# Exercise directions:
Give the number of lines below that contain the word "object", and nothing else.

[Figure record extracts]
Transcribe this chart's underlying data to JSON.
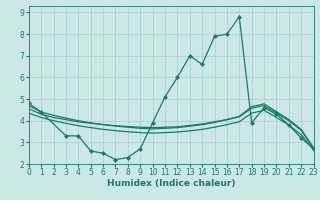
{
  "x_main": [
    0,
    1,
    3,
    4,
    5,
    6,
    7,
    8,
    9,
    10,
    11,
    12,
    13,
    14,
    15,
    16,
    17,
    18,
    19,
    20,
    21,
    22,
    23
  ],
  "y_main": [
    4.8,
    4.4,
    3.3,
    3.3,
    2.6,
    2.5,
    2.2,
    2.3,
    2.7,
    3.9,
    5.1,
    6.0,
    7.0,
    6.6,
    7.9,
    8.0,
    8.8,
    3.9,
    4.6,
    4.3,
    3.8,
    3.2,
    2.7
  ],
  "x_trend1": [
    0,
    1,
    2,
    3,
    4,
    5,
    6,
    7,
    8,
    9,
    10,
    11,
    12,
    13,
    14,
    15,
    16,
    17,
    18,
    19,
    20,
    21,
    22,
    23
  ],
  "y_trend1": [
    4.55,
    4.3,
    4.15,
    4.05,
    3.95,
    3.88,
    3.82,
    3.77,
    3.73,
    3.7,
    3.68,
    3.7,
    3.72,
    3.78,
    3.85,
    3.95,
    4.05,
    4.18,
    4.58,
    4.7,
    4.35,
    4.0,
    3.55,
    2.72
  ],
  "x_trend2": [
    0,
    1,
    2,
    3,
    4,
    5,
    6,
    7,
    8,
    9,
    10,
    11,
    12,
    13,
    14,
    15,
    16,
    17,
    18,
    19,
    20,
    21,
    22,
    23
  ],
  "y_trend2": [
    4.35,
    4.15,
    4.0,
    3.88,
    3.77,
    3.68,
    3.6,
    3.54,
    3.49,
    3.45,
    3.43,
    3.45,
    3.48,
    3.53,
    3.6,
    3.7,
    3.82,
    3.95,
    4.35,
    4.48,
    4.15,
    3.8,
    3.35,
    2.65
  ],
  "x_trend3": [
    0,
    1,
    2,
    3,
    4,
    5,
    6,
    7,
    8,
    9,
    10,
    11,
    12,
    13,
    14,
    15,
    16,
    17,
    18,
    19,
    20,
    21,
    22,
    23
  ],
  "y_trend3": [
    4.7,
    4.4,
    4.25,
    4.12,
    4.0,
    3.9,
    3.82,
    3.75,
    3.7,
    3.65,
    3.62,
    3.65,
    3.68,
    3.75,
    3.82,
    3.92,
    4.05,
    4.2,
    4.65,
    4.78,
    4.42,
    4.05,
    3.6,
    2.75
  ],
  "background_color": "#cce8e4",
  "grid_color": "#aacfcb",
  "line_color": "#1a7a6a",
  "xlim": [
    0,
    23
  ],
  "ylim": [
    2.0,
    9.3
  ],
  "yticks": [
    2,
    3,
    4,
    5,
    6,
    7,
    8,
    9
  ],
  "xticks": [
    0,
    1,
    2,
    3,
    4,
    5,
    6,
    7,
    8,
    9,
    10,
    11,
    12,
    13,
    14,
    15,
    16,
    17,
    18,
    19,
    20,
    21,
    22,
    23
  ],
  "xlabel": "Humidex (Indice chaleur)",
  "xlabel_fontsize": 6.5,
  "tick_fontsize": 5.5,
  "marker_size": 2.2,
  "line_width": 0.9
}
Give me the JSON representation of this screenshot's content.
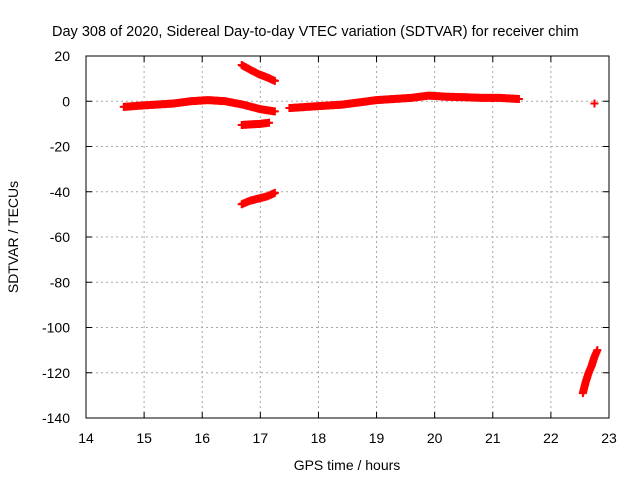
{
  "chart_data": {
    "type": "scatter",
    "title": "Day 308 of 2020, Sidereal Day-to-day VTEC variation (SDTVAR) for receiver chim",
    "xlabel": "GPS time / hours",
    "ylabel": "SDTVAR / TECUs",
    "xlim": [
      14,
      23
    ],
    "ylim": [
      -140,
      20
    ],
    "xticks": [
      14,
      15,
      16,
      17,
      18,
      19,
      20,
      21,
      22,
      23
    ],
    "yticks": [
      20,
      0,
      -20,
      -40,
      -60,
      -80,
      -100,
      -120,
      -140
    ],
    "grid": true,
    "legend": "none",
    "marker": "plus",
    "color": "#ff0000",
    "series": [
      {
        "x": [
          14.65,
          14.9,
          15.2,
          15.5,
          15.8,
          16.1,
          16.4,
          16.7,
          17.0,
          17.25
        ],
        "y": [
          -2.5,
          -2,
          -1.5,
          -1,
          0,
          0.5,
          0,
          -1.5,
          -3.5,
          -4.5
        ]
      },
      {
        "x": [
          16.68,
          16.82,
          16.97,
          17.12,
          17.25
        ],
        "y": [
          16,
          14,
          12,
          10.5,
          9
        ]
      },
      {
        "x": [
          16.68,
          16.85,
          17.0,
          17.15
        ],
        "y": [
          -10.5,
          -10.2,
          -10,
          -9.5
        ]
      },
      {
        "x": [
          16.68,
          16.82,
          16.97,
          17.12,
          17.25
        ],
        "y": [
          -45.5,
          -44,
          -43,
          -42,
          -40.5
        ]
      },
      {
        "x": [
          17.5,
          17.8,
          18.1,
          18.4,
          18.7,
          19.0,
          19.3,
          19.6,
          19.9,
          20.2,
          20.5,
          20.8,
          21.1,
          21.45
        ],
        "y": [
          -3,
          -2.5,
          -2,
          -1.5,
          -0.5,
          0.5,
          1,
          1.5,
          2.5,
          2,
          1.8,
          1.5,
          1.5,
          1
        ]
      },
      {
        "x": [
          22.75
        ],
        "y": [
          -1
        ]
      },
      {
        "x": [
          22.55,
          22.6,
          22.65,
          22.7,
          22.75,
          22.8
        ],
        "y": [
          -129,
          -124,
          -120,
          -117,
          -113,
          -110
        ]
      }
    ]
  }
}
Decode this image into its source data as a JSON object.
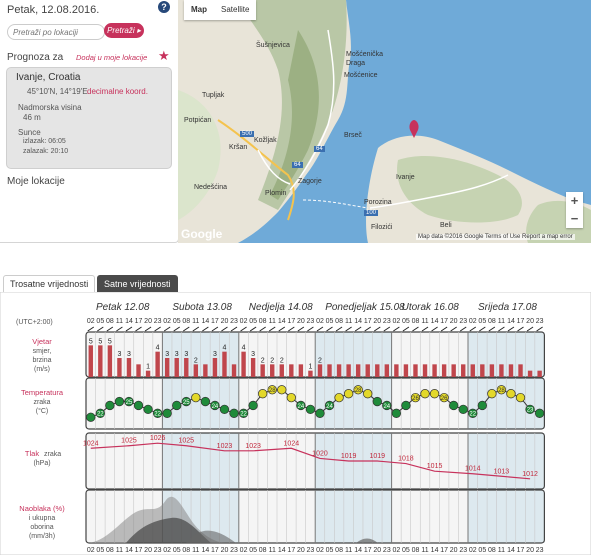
{
  "left": {
    "date": "Petak, 12.08.2016.",
    "search_placeholder": "Pretraži po lokaciji",
    "search_button": "Pretraži ▸",
    "forecast_label": "Prognoza za",
    "add_location": "Dodaj u moje lokacije",
    "location": {
      "name": "Ivanje, Croatia",
      "coords": "45°10'N, 14°19'E",
      "decimal_link": "decimalne koord.",
      "altitude_label": "Nadmorska visina",
      "altitude": "46 m",
      "sun_label": "Sunce",
      "sunrise": "izlazak: 06:05",
      "sunset": "zalazak: 20:10"
    },
    "my_locations": "Moje lokacije"
  },
  "map": {
    "tab_map": "Map",
    "tab_satellite": "Satellite",
    "labels": [
      {
        "text": "Šušnjevica"
      },
      {
        "text": "Mošćenička Draga"
      },
      {
        "text": "Mošćenice"
      },
      {
        "text": "Tupljak"
      },
      {
        "text": "Potpićan"
      },
      {
        "text": "Kožljak"
      },
      {
        "text": "Kršan"
      },
      {
        "text": "Brseč"
      },
      {
        "text": "Nedešćina"
      },
      {
        "text": "Plomin"
      },
      {
        "text": "Zagorje"
      },
      {
        "text": "Porozina"
      },
      {
        "text": "Ivanje"
      },
      {
        "text": "Filozići"
      },
      {
        "text": "Beli"
      }
    ],
    "roads": [
      "500",
      "64",
      "64",
      "100"
    ],
    "attribution": "Map data ©2016 Google    Terms of Use    Report a map error",
    "zoom_in": "+",
    "zoom_out": "−",
    "google": "Google"
  },
  "tabs": {
    "daily": "Trosatne vrijednosti",
    "hourly": "Satne vrijednosti"
  },
  "chart_data": {
    "type": "table",
    "days": [
      "Petak 12.08",
      "Subota 13.08",
      "Nedjelja 14.08",
      "Ponedjeljak 15.08",
      "Utorak 16.08",
      "Srijeda 17.08"
    ],
    "timezone": "(UTC+2:00)",
    "hours": [
      "02",
      "05",
      "08",
      "11",
      "14",
      "17",
      "20",
      "23"
    ],
    "rows": {
      "wind": {
        "label": "Vjetar",
        "sub": [
          "smjer,",
          "brzina",
          "(m/s)"
        ]
      },
      "temperature": {
        "label": "Temperatura",
        "sub": [
          "zraka",
          "(°C)"
        ]
      },
      "pressure": {
        "label": "Tlak",
        "label_extra": "zraka",
        "sub": [
          "(hPa)"
        ]
      },
      "clouds": {
        "label": "Naoblaka (%)",
        "sub": [
          "i ukupna",
          "oborina",
          "(mm/3h)"
        ]
      }
    },
    "wind_speed": [
      5,
      5,
      5,
      3,
      3,
      2,
      1,
      4,
      3,
      3,
      3,
      2,
      2,
      3,
      4,
      2,
      4,
      3,
      2,
      2,
      2,
      2,
      2,
      1,
      2,
      2,
      2,
      2,
      2,
      2,
      2,
      2,
      2,
      2,
      2,
      2,
      2,
      2,
      2,
      2,
      2,
      2,
      2,
      2,
      2,
      2,
      1,
      1
    ],
    "wind_labels": [
      "5",
      "5",
      "5",
      "3",
      "3",
      "",
      "1",
      "4",
      "3",
      "3",
      "3",
      "2",
      "",
      "3",
      "4",
      "",
      "4",
      "3",
      "2",
      "2",
      "2",
      "",
      "",
      "1",
      "2",
      "",
      "",
      "",
      "",
      "",
      "",
      "",
      "",
      "",
      "",
      "",
      "",
      "",
      "",
      "",
      "",
      "",
      "",
      "",
      "",
      "",
      "",
      ""
    ],
    "temperature": [
      21,
      22,
      24,
      25,
      25,
      24,
      23,
      22,
      22,
      24,
      25,
      26,
      25,
      24,
      23,
      22,
      22,
      24,
      27,
      28,
      28,
      26,
      24,
      23,
      22,
      24,
      26,
      27,
      28,
      27,
      25,
      24,
      22,
      24,
      26,
      27,
      27,
      26,
      24,
      23,
      22,
      24,
      27,
      28,
      27,
      26,
      23,
      22
    ],
    "pressure": [
      1024,
      1025,
      1026,
      1025,
      1023,
      1023,
      1024,
      1020,
      1019,
      1019,
      1018,
      1015,
      1014,
      1013,
      1012
    ],
    "pressure_labels": [
      "1024",
      "1025",
      "1026",
      "1025",
      "1023",
      "1023",
      "1024",
      "1020",
      "1019",
      "1019",
      "1018",
      "1015",
      "1014",
      "1013",
      "1012"
    ],
    "colors": {
      "wind": "#c0464c",
      "temp_green": "#1f8b3a",
      "temp_yellow": "#e3d82a",
      "pressure": "#c7325c",
      "cloud": "#888888"
    }
  }
}
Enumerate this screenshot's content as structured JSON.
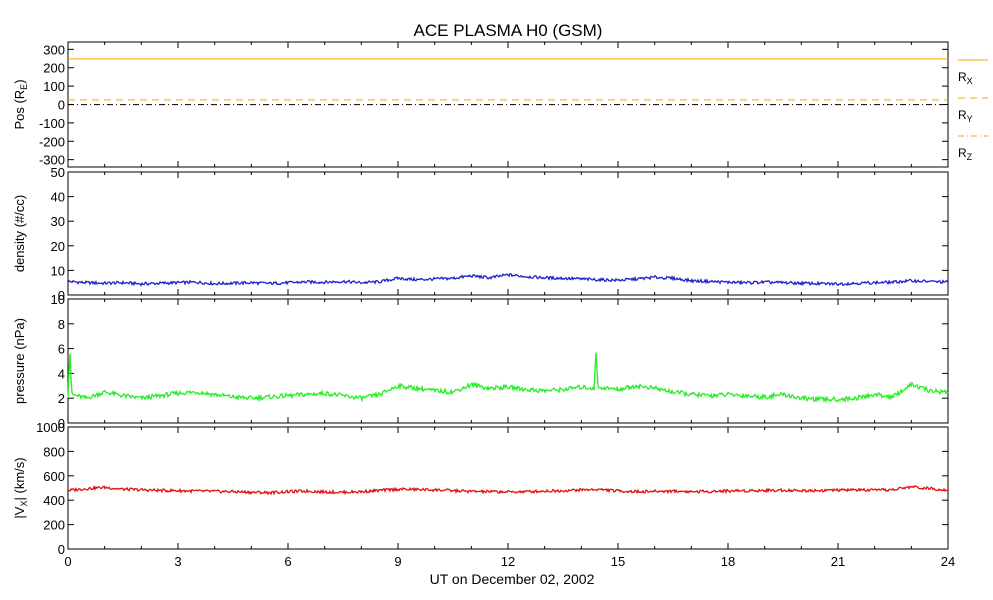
{
  "chart_data": {
    "title": "ACE PLASMA H0 (GSM)",
    "xlabel": "UT on December 02, 2002",
    "x_ticks": [
      "0",
      "3",
      "6",
      "9",
      "12",
      "15",
      "18",
      "21",
      "24"
    ],
    "xlim": [
      0,
      24
    ],
    "panels": [
      {
        "id": "pos",
        "type": "line",
        "ylabel_main": "Pos (R",
        "ylabel_sub": "E",
        "ylabel_tail": ")",
        "ylim": [
          -340,
          340
        ],
        "y_ticks": [
          "300",
          "200",
          "100",
          "0",
          "-100",
          "-200",
          "-300"
        ],
        "y_tick_values": [
          300,
          200,
          100,
          0,
          -100,
          -200,
          -300
        ],
        "series": [
          {
            "name_main": "R",
            "name_sub": "X",
            "color": "#ffa500",
            "dash": "solid",
            "value": 248
          },
          {
            "name_main": "R",
            "name_sub": "Y",
            "color": "#ffa500",
            "dash": "dashed",
            "value": 25
          },
          {
            "name_main": "R",
            "name_sub": "Z",
            "color": "#000000",
            "dash": "dashdot",
            "value": -1
          }
        ]
      },
      {
        "id": "density",
        "type": "line",
        "ylabel_main": "density (#/cc)",
        "ylim": [
          0,
          50
        ],
        "y_ticks": [
          "50",
          "40",
          "30",
          "20",
          "10",
          "0"
        ],
        "y_tick_values": [
          50,
          40,
          30,
          20,
          10,
          0
        ],
        "color": "#2020c8",
        "x": [
          0,
          0.5,
          1,
          1.5,
          2,
          2.5,
          3,
          3.5,
          4,
          4.5,
          5,
          5.5,
          6,
          6.5,
          7,
          7.5,
          8,
          8.5,
          9,
          9.5,
          10,
          10.5,
          11,
          11.5,
          12,
          12.5,
          13,
          13.5,
          14,
          14.5,
          15,
          15.5,
          16,
          16.5,
          17,
          17.5,
          18,
          18.5,
          19,
          19.5,
          20,
          20.5,
          21,
          21.5,
          22,
          22.5,
          23,
          23.5,
          24
        ],
        "values": [
          5.5,
          5.0,
          4.8,
          5.0,
          4.5,
          4.8,
          5.0,
          5.2,
          4.6,
          4.8,
          5.0,
          4.7,
          5.0,
          5.3,
          5.2,
          5.5,
          5.0,
          5.4,
          6.8,
          6.2,
          6.5,
          6.8,
          7.8,
          7.0,
          8.2,
          7.5,
          7.0,
          6.8,
          6.5,
          6.2,
          6.0,
          6.5,
          7.2,
          6.8,
          5.8,
          5.5,
          5.2,
          5.0,
          5.2,
          5.0,
          4.8,
          4.6,
          4.5,
          4.8,
          5.0,
          5.2,
          5.8,
          5.5,
          5.2
        ]
      },
      {
        "id": "pressure",
        "type": "line",
        "ylabel_main": "pressure (nPa)",
        "ylim": [
          0,
          10
        ],
        "y_ticks": [
          "10",
          "8",
          "6",
          "4",
          "2",
          "0"
        ],
        "y_tick_values": [
          10,
          8,
          6,
          4,
          2,
          0
        ],
        "color": "#22ee22",
        "x": [
          0,
          0.05,
          0.1,
          0.5,
          1,
          1.5,
          2,
          2.5,
          3,
          3.5,
          4,
          4.5,
          5,
          5.5,
          6,
          6.5,
          7,
          7.5,
          8,
          8.5,
          9,
          9.5,
          10,
          10.5,
          11,
          11.5,
          12,
          12.5,
          13,
          13.5,
          14,
          14.35,
          14.4,
          14.45,
          15,
          15.5,
          16,
          16.5,
          17,
          17.5,
          18,
          18.5,
          19,
          19.5,
          20,
          20.5,
          21,
          21.5,
          22,
          22.5,
          23,
          23.5,
          24
        ],
        "values": [
          2.2,
          6.0,
          2.3,
          2.0,
          2.5,
          2.2,
          2.0,
          2.2,
          2.4,
          2.5,
          2.3,
          2.1,
          2.0,
          2.1,
          2.2,
          2.3,
          2.4,
          2.2,
          2.0,
          2.3,
          3.0,
          2.8,
          2.6,
          2.5,
          3.1,
          2.8,
          2.9,
          2.7,
          2.6,
          2.7,
          2.9,
          2.8,
          5.8,
          2.9,
          2.7,
          3.0,
          2.8,
          2.5,
          2.3,
          2.2,
          2.3,
          2.2,
          2.1,
          2.3,
          2.0,
          1.9,
          1.9,
          2.0,
          2.3,
          2.1,
          3.1,
          2.6,
          2.5
        ]
      },
      {
        "id": "vx",
        "type": "line",
        "ylabel_main": "|V",
        "ylabel_sub": "X",
        "ylabel_tail": "| (km/s)",
        "ylim": [
          0,
          1000
        ],
        "y_ticks": [
          "1000",
          "800",
          "600",
          "400",
          "200",
          "0"
        ],
        "y_tick_values": [
          1000,
          800,
          600,
          400,
          200,
          0
        ],
        "color": "#e01010",
        "x": [
          0,
          0.5,
          1,
          1.5,
          2,
          2.5,
          3,
          3.5,
          4,
          4.5,
          5,
          5.5,
          6,
          6.5,
          7,
          7.5,
          8,
          8.5,
          9,
          9.5,
          10,
          10.5,
          11,
          11.5,
          12,
          12.5,
          13,
          13.5,
          14,
          14.5,
          15,
          15.5,
          16,
          16.5,
          17,
          17.5,
          18,
          18.5,
          19,
          19.5,
          20,
          20.5,
          21,
          21.5,
          22,
          22.5,
          23,
          23.5,
          24
        ],
        "values": [
          480,
          495,
          505,
          490,
          485,
          480,
          478,
          475,
          472,
          470,
          465,
          462,
          470,
          475,
          468,
          465,
          470,
          480,
          490,
          488,
          485,
          478,
          472,
          470,
          468,
          470,
          475,
          478,
          485,
          488,
          476,
          470,
          472,
          475,
          470,
          472,
          476,
          478,
          480,
          482,
          478,
          480,
          482,
          485,
          480,
          486,
          510,
          495,
          485
        ]
      }
    ]
  }
}
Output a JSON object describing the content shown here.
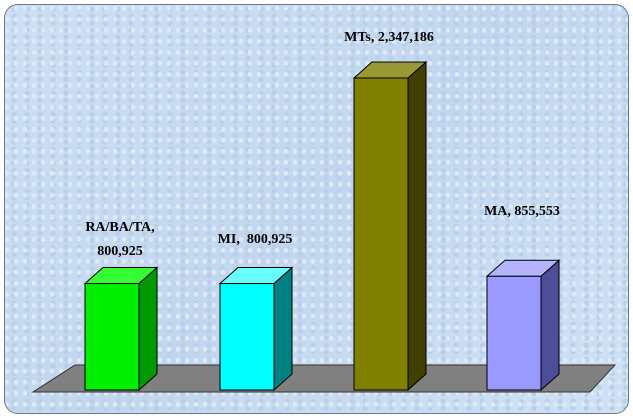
{
  "chart_data": {
    "type": "bar3d",
    "values": [
      800925,
      800925,
      2347186,
      855553
    ],
    "value_labels": [
      "RA/BA/TA, 800,925",
      "MI,  800,925",
      "MTs, 2,347,186",
      "MA, 855,553"
    ],
    "colors": [
      "#00ee00",
      "#00ffff",
      "#808000",
      "#9999ff"
    ],
    "side_colors": [
      "#009900",
      "#008080",
      "#404000",
      "#4d4d99"
    ],
    "top_colors": [
      "#33ff33",
      "#66ffff",
      "#999933",
      "#b3b3ff"
    ]
  }
}
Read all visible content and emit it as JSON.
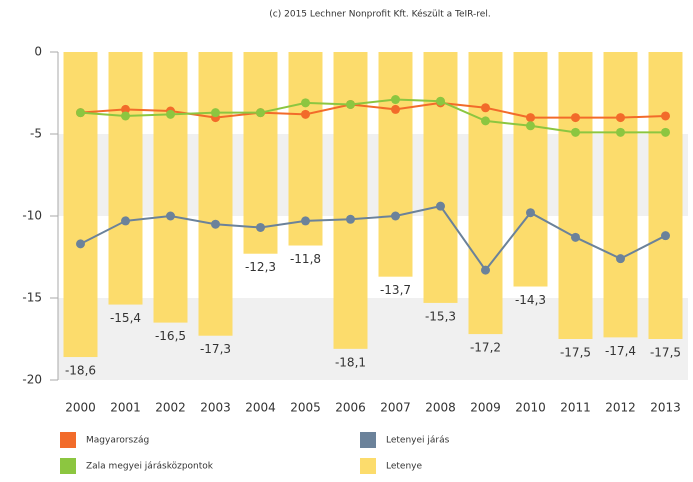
{
  "chart_data": {
    "type": "bar",
    "title": "(c) 2015 Lechner Nonprofit Kft. Készült a TeIR-rel.",
    "categories": [
      "2000",
      "2001",
      "2002",
      "2003",
      "2004",
      "2005",
      "2006",
      "2007",
      "2008",
      "2009",
      "2010",
      "2011",
      "2012",
      "2013"
    ],
    "ylim": [
      -20,
      0
    ],
    "yticks": [
      -20,
      -15,
      -10,
      -5,
      0
    ],
    "series": [
      {
        "name": "Magyarország",
        "type": "line",
        "color": "#f26b2a",
        "values": [
          -3.7,
          -3.5,
          -3.6,
          -4.0,
          -3.7,
          -3.8,
          -3.2,
          -3.5,
          -3.1,
          -3.4,
          -4.0,
          -4.0,
          -4.0,
          -3.9
        ]
      },
      {
        "name": "Letenyei járás",
        "type": "line",
        "color": "#6b829a",
        "values": [
          -11.7,
          -10.3,
          -10.0,
          -10.5,
          -10.7,
          -10.3,
          -10.2,
          -10.0,
          -9.4,
          -13.3,
          -9.8,
          -11.3,
          -12.6,
          -11.2
        ]
      },
      {
        "name": "Zala megyei járásközpontok",
        "type": "line",
        "color": "#8cc640",
        "values": [
          -3.7,
          -3.9,
          -3.8,
          -3.7,
          -3.7,
          -3.1,
          -3.2,
          -2.9,
          -3.0,
          -4.2,
          -4.5,
          -4.9,
          -4.9,
          -4.9
        ]
      },
      {
        "name": "Letenye",
        "type": "bar",
        "color": "#fcdc6c",
        "values": [
          -18.6,
          -15.4,
          -16.5,
          -17.3,
          -12.3,
          -11.8,
          -18.1,
          -13.7,
          -15.3,
          -17.2,
          -14.3,
          -17.5,
          -17.4,
          -17.5
        ],
        "value_labels": [
          "-18,6",
          "-15,4",
          "-16,5",
          "-17,3",
          "-12,3",
          "-11,8",
          "-18,1",
          "-13,7",
          "-15,3",
          "-17,2",
          "-14,3",
          "-17,5",
          "-17,4",
          "-17,5"
        ]
      }
    ]
  }
}
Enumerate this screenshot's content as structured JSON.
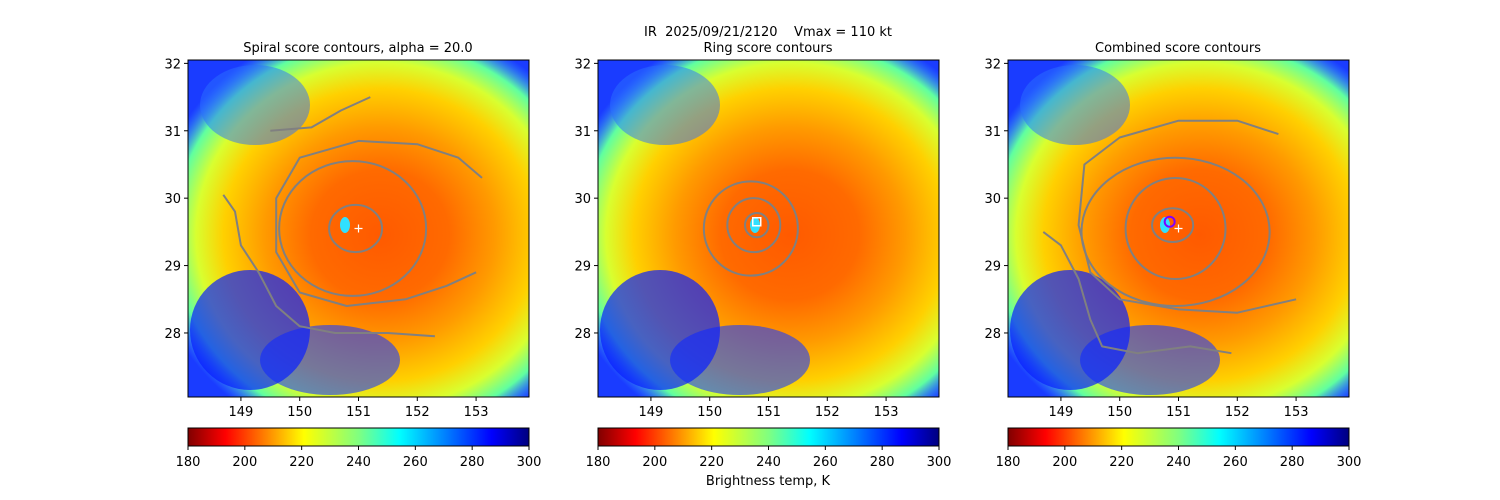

# Right answer:
2